§ **SET EXERCISE**
Copy out every line in which the string "value" occurs.

_ _ _

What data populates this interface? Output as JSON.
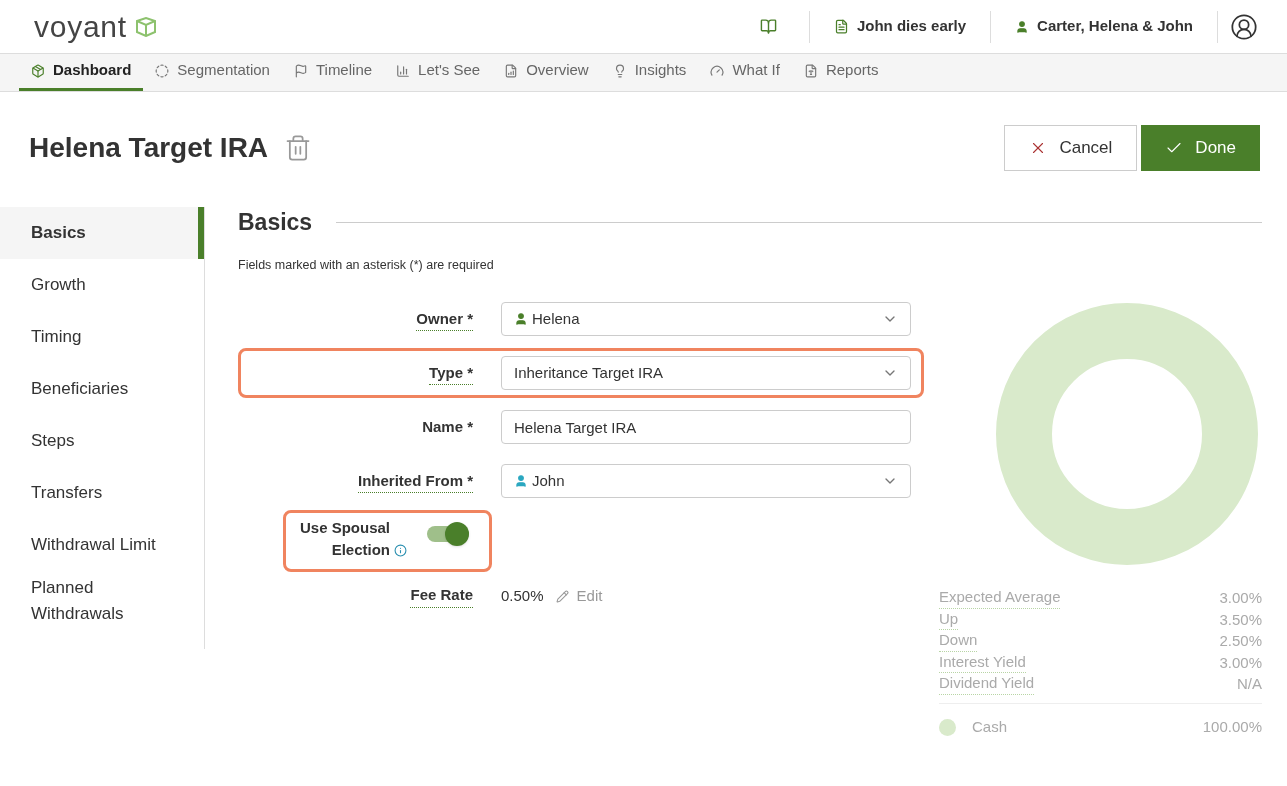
{
  "header": {
    "logo": "voyant",
    "scenario": "John dies early",
    "household": "Carter, Helena & John"
  },
  "nav": [
    {
      "label": "Dashboard",
      "selected": true
    },
    {
      "label": "Segmentation",
      "selected": false
    },
    {
      "label": "Timeline",
      "selected": false
    },
    {
      "label": "Let's See",
      "selected": false
    },
    {
      "label": "Overview",
      "selected": false
    },
    {
      "label": "Insights",
      "selected": false
    },
    {
      "label": "What If",
      "selected": false
    },
    {
      "label": "Reports",
      "selected": false
    }
  ],
  "page": {
    "title": "Helena Target IRA",
    "buttons": {
      "cancel": "Cancel",
      "done": "Done"
    }
  },
  "sidebar": [
    {
      "label": "Basics",
      "selected": true
    },
    {
      "label": "Growth",
      "selected": false
    },
    {
      "label": "Timing",
      "selected": false
    },
    {
      "label": "Beneficiaries",
      "selected": false
    },
    {
      "label": "Steps",
      "selected": false
    },
    {
      "label": "Transfers",
      "selected": false
    },
    {
      "label": "Withdrawal Limit",
      "selected": false
    },
    {
      "label": "Planned Withdrawals",
      "selected": false
    }
  ],
  "section": {
    "title": "Basics",
    "note": "Fields marked with an asterisk (*) are required"
  },
  "fields": [
    {
      "kind": "select",
      "label": "Owner *",
      "value": "Helena",
      "color": "#4a7f2a",
      "highlighted": false
    },
    {
      "kind": "select",
      "label": "Type *",
      "value": "Inheritance Target IRA",
      "highlighted": true
    },
    {
      "kind": "text",
      "label": "Name *",
      "value": "Helena Target IRA",
      "highlighted": false
    },
    {
      "kind": "select",
      "label": "Inherited From *",
      "value": "John",
      "color": "#2aa7c0",
      "highlighted": false
    },
    {
      "kind": "toggle",
      "label": "Use Spousal Election",
      "on": true,
      "info": true,
      "highlighted": true
    },
    {
      "kind": "readonly",
      "label": "Fee Rate",
      "value": "0.50%",
      "action": "Edit",
      "highlighted": false
    }
  ],
  "stats": [
    {
      "label": "Expected Average",
      "value": "3.00%"
    },
    {
      "label": "Up",
      "value": "3.50%"
    },
    {
      "label": "Down",
      "value": "2.50%"
    },
    {
      "label": "Interest Yield",
      "value": "3.00%"
    },
    {
      "label": "Dividend Yield",
      "value": "N/A"
    }
  ],
  "legend": [
    {
      "label": "Cash",
      "value": "100.00%",
      "color": "#d9eacb"
    }
  ]
}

_ _ _

§ **ANSWER TO THIS PROBLEM**
      "value": "Helena",
      "value": "Inheritance Target IRA",
      "value": "Helena Target IRA",
      "value": "John",
      "value": "0.50%",
      "value": "3.00%"
      "value": "3.50%"
      "value": "2.50%"
      "value": "3.00%"
      "value": "N/A"
      "value": "100.00%",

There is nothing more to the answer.